>> Start Exercise materials
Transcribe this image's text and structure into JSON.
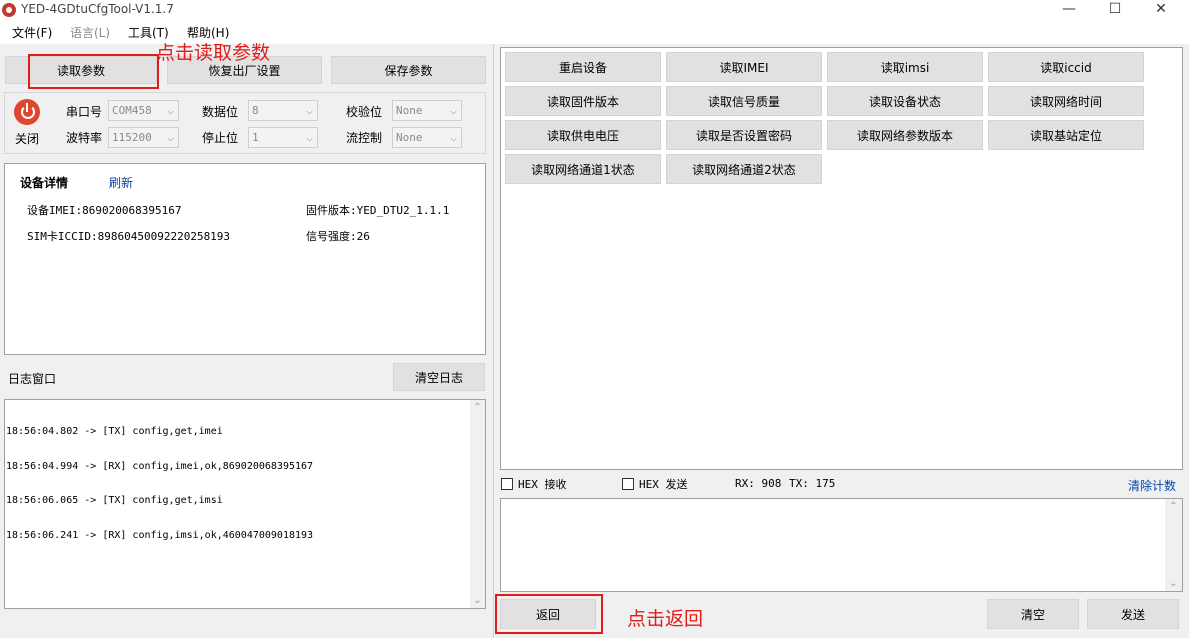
{
  "window": {
    "title": "YED-4GDtuCfgTool-V1.1.7",
    "controls": {
      "minimize": "—",
      "maximize": "☐",
      "close": "✕"
    }
  },
  "menu": [
    {
      "label": "文件(F)",
      "disabled": false
    },
    {
      "label": "语言(L)",
      "disabled": true
    },
    {
      "label": "工具(T)",
      "disabled": false
    },
    {
      "label": "帮助(H)",
      "disabled": false
    }
  ],
  "toolbar": {
    "read_params": "读取参数",
    "factory_reset": "恢复出厂设置",
    "save_params": "保存参数"
  },
  "serial": {
    "power_label": "关闭",
    "port_label": "串口号",
    "port_value": "COM458",
    "baud_label": "波特率",
    "baud_value": "115200",
    "databits_label": "数据位",
    "databits_value": "8",
    "stopbits_label": "停止位",
    "stopbits_value": "1",
    "parity_label": "校验位",
    "parity_value": "None",
    "flow_label": "流控制",
    "flow_value": "None"
  },
  "device": {
    "title": "设备详情",
    "refresh": "刷新",
    "imei": "设备IMEI:869020068395167",
    "firmware": "固件版本:YED_DTU2_1.1.1",
    "iccid": "SIM卡ICCID:89860450092220258193",
    "signal": "信号强度:26"
  },
  "log": {
    "title": "日志窗口",
    "clear": "清空日志",
    "lines": [
      "18:56:04.802 -> [TX] config,get,imei",
      "18:56:04.994 -> [RX] config,imei,ok,869020068395167",
      "18:56:06.065 -> [TX] config,get,imsi",
      "18:56:06.241 -> [RX] config,imsi,ok,460047009018193"
    ]
  },
  "commands": [
    "重启设备",
    "读取IMEI",
    "读取imsi",
    "读取iccid",
    "读取固件版本",
    "读取信号质量",
    "读取设备状态",
    "读取网络时间",
    "读取供电电压",
    "读取是否设置密码",
    "读取网络参数版本",
    "读取基站定位",
    "读取网络通道1状态",
    "读取网络通道2状态"
  ],
  "hexbar": {
    "hex_recv": "HEX 接收",
    "hex_send": "HEX 发送",
    "rx": "RX: 908",
    "tx": "TX: 175",
    "clear_count": "清除计数"
  },
  "bottom": {
    "back": "返回",
    "clear": "清空",
    "send": "发送"
  },
  "annotations": {
    "read_params": "点击读取参数",
    "back": "点击返回"
  },
  "colors": {
    "annotation": "#e21b1b",
    "power_icon": "#e0452f",
    "link": "#0645ad"
  }
}
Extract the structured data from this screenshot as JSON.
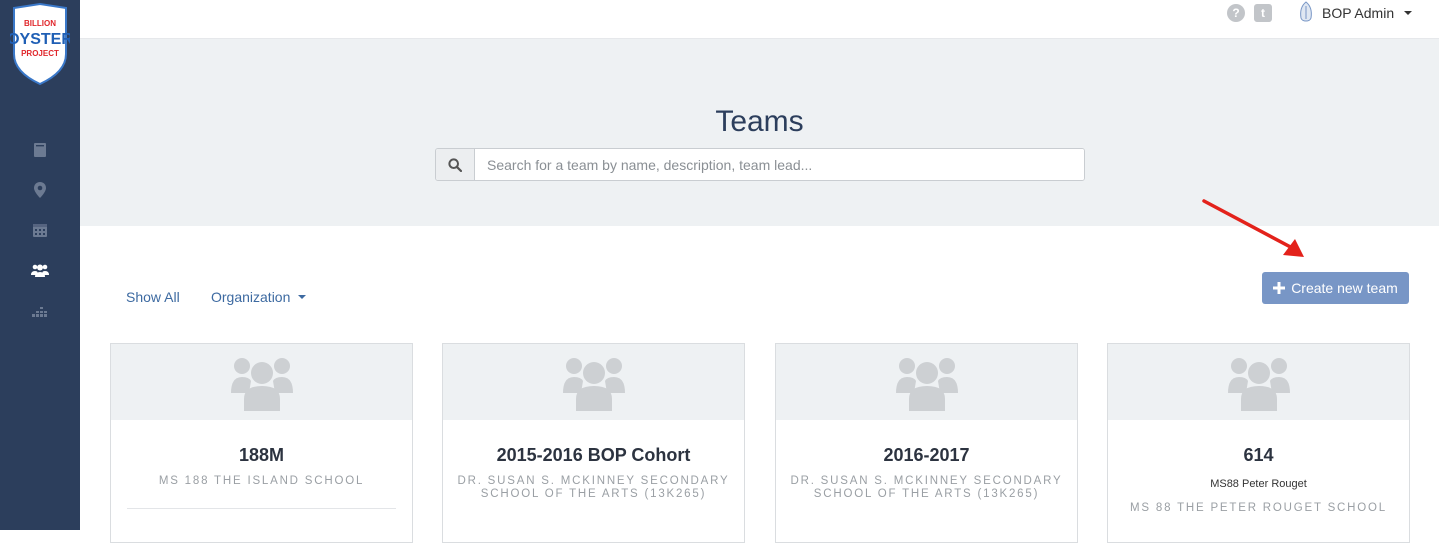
{
  "brand": {
    "line1": "BILLION",
    "line2": "OYSTER",
    "line3": "PROJECT"
  },
  "sidebar": {
    "items": [
      {
        "icon": "book-icon"
      },
      {
        "icon": "map-marker-icon"
      },
      {
        "icon": "calendar-icon"
      },
      {
        "icon": "users-icon",
        "active": true
      },
      {
        "icon": "chart-icon"
      }
    ]
  },
  "topbar": {
    "help_icon": "question-icon",
    "tumblr_icon": "tumblr-icon",
    "help_glyph": "?",
    "tumblr_glyph": "t",
    "user_name": "BOP Admin"
  },
  "hero": {
    "title": "Teams",
    "search_placeholder": "Search for a team by name, description, team lead..."
  },
  "filters": {
    "show_all": "Show All",
    "organization": "Organization"
  },
  "create_button": {
    "icon": "plus-icon",
    "label": "Create new team"
  },
  "colors": {
    "sidebar": "#2c3e5c",
    "hero": "#eef1f3",
    "link": "#3d6aa1",
    "button": "#7896c6",
    "annotation_arrow": "#e3221b"
  },
  "teams": [
    {
      "name": "188M",
      "lead": "",
      "organization": "MS 188 THE ISLAND SCHOOL"
    },
    {
      "name": "2015-2016 BOP Cohort",
      "lead": "",
      "organization": "DR. SUSAN S. MCKINNEY SECONDARY SCHOOL OF THE ARTS (13K265)"
    },
    {
      "name": "2016-2017",
      "lead": "",
      "organization": "DR. SUSAN S. MCKINNEY SECONDARY SCHOOL OF THE ARTS (13K265)"
    },
    {
      "name": "614",
      "lead": "MS88 Peter Rouget",
      "organization": "MS 88 THE PETER ROUGET SCHOOL"
    }
  ]
}
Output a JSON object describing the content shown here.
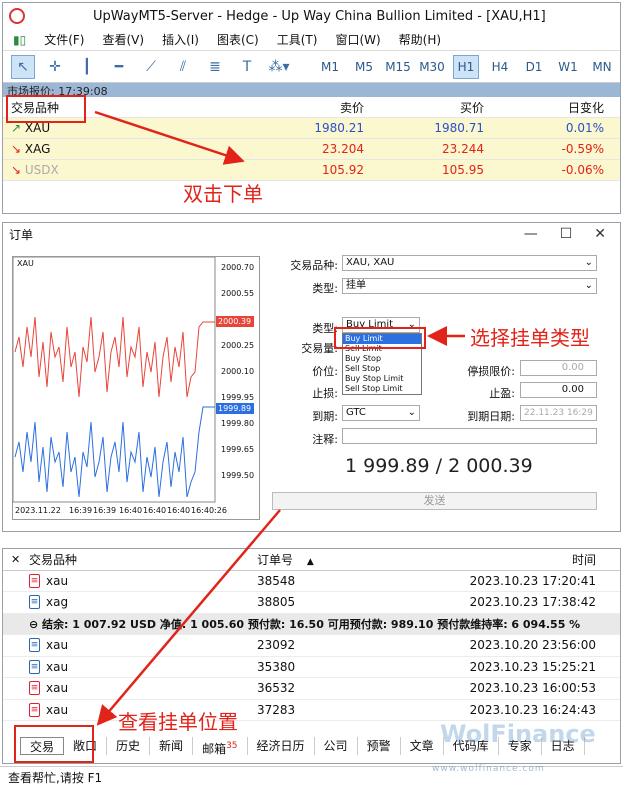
{
  "window": {
    "title": "UpWayMT5-Server - Hedge - Up Way China Bullion Limited - [XAU,H1]"
  },
  "menu": [
    "文件(F)",
    "查看(V)",
    "插入(I)",
    "图表(C)",
    "工具(T)",
    "窗口(W)",
    "帮助(H)"
  ],
  "timeframes": [
    "M1",
    "M5",
    "M15",
    "M30",
    "H1",
    "H4",
    "D1",
    "W1",
    "MN"
  ],
  "market_watch": {
    "header": "市场报价: 17:39:08",
    "columns": [
      "交易品种",
      "卖价",
      "买价",
      "日变化"
    ],
    "rows": [
      {
        "symbol": "XAU",
        "bid": "1980.21",
        "ask": "1980.71",
        "change": "0.01%",
        "dir": "up",
        "color": "#2a4fc9"
      },
      {
        "symbol": "XAG",
        "bid": "23.204",
        "ask": "23.244",
        "change": "-0.59%",
        "dir": "down",
        "color": "#e2231a"
      },
      {
        "symbol": "USDX",
        "bid": "105.92",
        "ask": "105.95",
        "change": "-0.06%",
        "dir": "down",
        "color": "#e2231a"
      }
    ]
  },
  "annotations": {
    "double_click": "双击下单",
    "choose_type": "选择挂单类型",
    "view_position": "查看挂单位置"
  },
  "order_dialog": {
    "title": "订单",
    "chart": {
      "symbol": "XAU",
      "price_labels": [
        "2000.70",
        "2000.55",
        "2000.39",
        "2000.25",
        "2000.10",
        "1999.95",
        "1999.89",
        "1999.80",
        "1999.65",
        "1999.50"
      ],
      "time_labels": [
        "2023.11.22",
        "16:39",
        "16:39",
        "16:40",
        "16:40",
        "16:40",
        "16:40:26"
      ]
    },
    "labels": {
      "symbol": "交易品种:",
      "type": "类型:",
      "kind": "类型:",
      "volume": "交易量:",
      "price": "价位:",
      "sl": "止损:",
      "expiry": "到期:",
      "stoplimit": "停损限价:",
      "tp": "止盈:",
      "expiry_date": "到期日期:",
      "comment": "注释:"
    },
    "symbol_value": "XAU, XAU",
    "type_value": "挂单",
    "kind_value": "Buy Limit",
    "dropdown_options": [
      "Buy Limit",
      "Sell Limit",
      "Buy Stop",
      "Sell Stop",
      "Buy Stop Limit",
      "Sell Stop Limit"
    ],
    "stoplimit_value": "0.00",
    "tp_value": "0.00",
    "expiry_value": "GTC",
    "expiry_date_value": "22.11.23 16:29",
    "prices": "1 999.89 / 2 000.39",
    "send_label": "发送"
  },
  "toolbox": {
    "columns": [
      "交易品种",
      "订单号",
      "时间"
    ],
    "rows_top": [
      {
        "symbol": "xau",
        "ticket": "38548",
        "time": "2023.10.23 17:20:41",
        "icon": "r"
      },
      {
        "symbol": "xag",
        "ticket": "38805",
        "time": "2023.10.23 17:38:42",
        "icon": "b"
      }
    ],
    "balance": "⊖ 结余: 1 007.92 USD 净值: 1 005.60 预付款: 16.50 可用预付款: 989.10 预付款维持率: 6 094.55 %",
    "rows_bottom": [
      {
        "symbol": "xau",
        "ticket": "23092",
        "time": "2023.10.20 23:56:00",
        "icon": "b"
      },
      {
        "symbol": "xau",
        "ticket": "35380",
        "time": "2023.10.23 15:25:21",
        "icon": "b"
      },
      {
        "symbol": "xau",
        "ticket": "36532",
        "time": "2023.10.23 16:00:53",
        "icon": "r"
      },
      {
        "symbol": "xau",
        "ticket": "37283",
        "time": "2023.10.23 16:24:43",
        "icon": "r"
      }
    ],
    "tabs": [
      "交易",
      "敞口",
      "历史",
      "新闻",
      "邮箱",
      "经济日历",
      "公司",
      "预警",
      "文章",
      "代码库",
      "专家",
      "日志"
    ],
    "mail_count": "35"
  },
  "status": "查看帮忙,请按 F1",
  "watermark": "WolFinance",
  "watermark_url": "www.wolfinance.com"
}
>> End Exercise materials
Find the string "JSON" in the listing and return every line that holds it.

Transcribe this image's text and structure into JSON.
Extract the structured data from this screenshot as JSON.
Output a JSON object describing the content shown here.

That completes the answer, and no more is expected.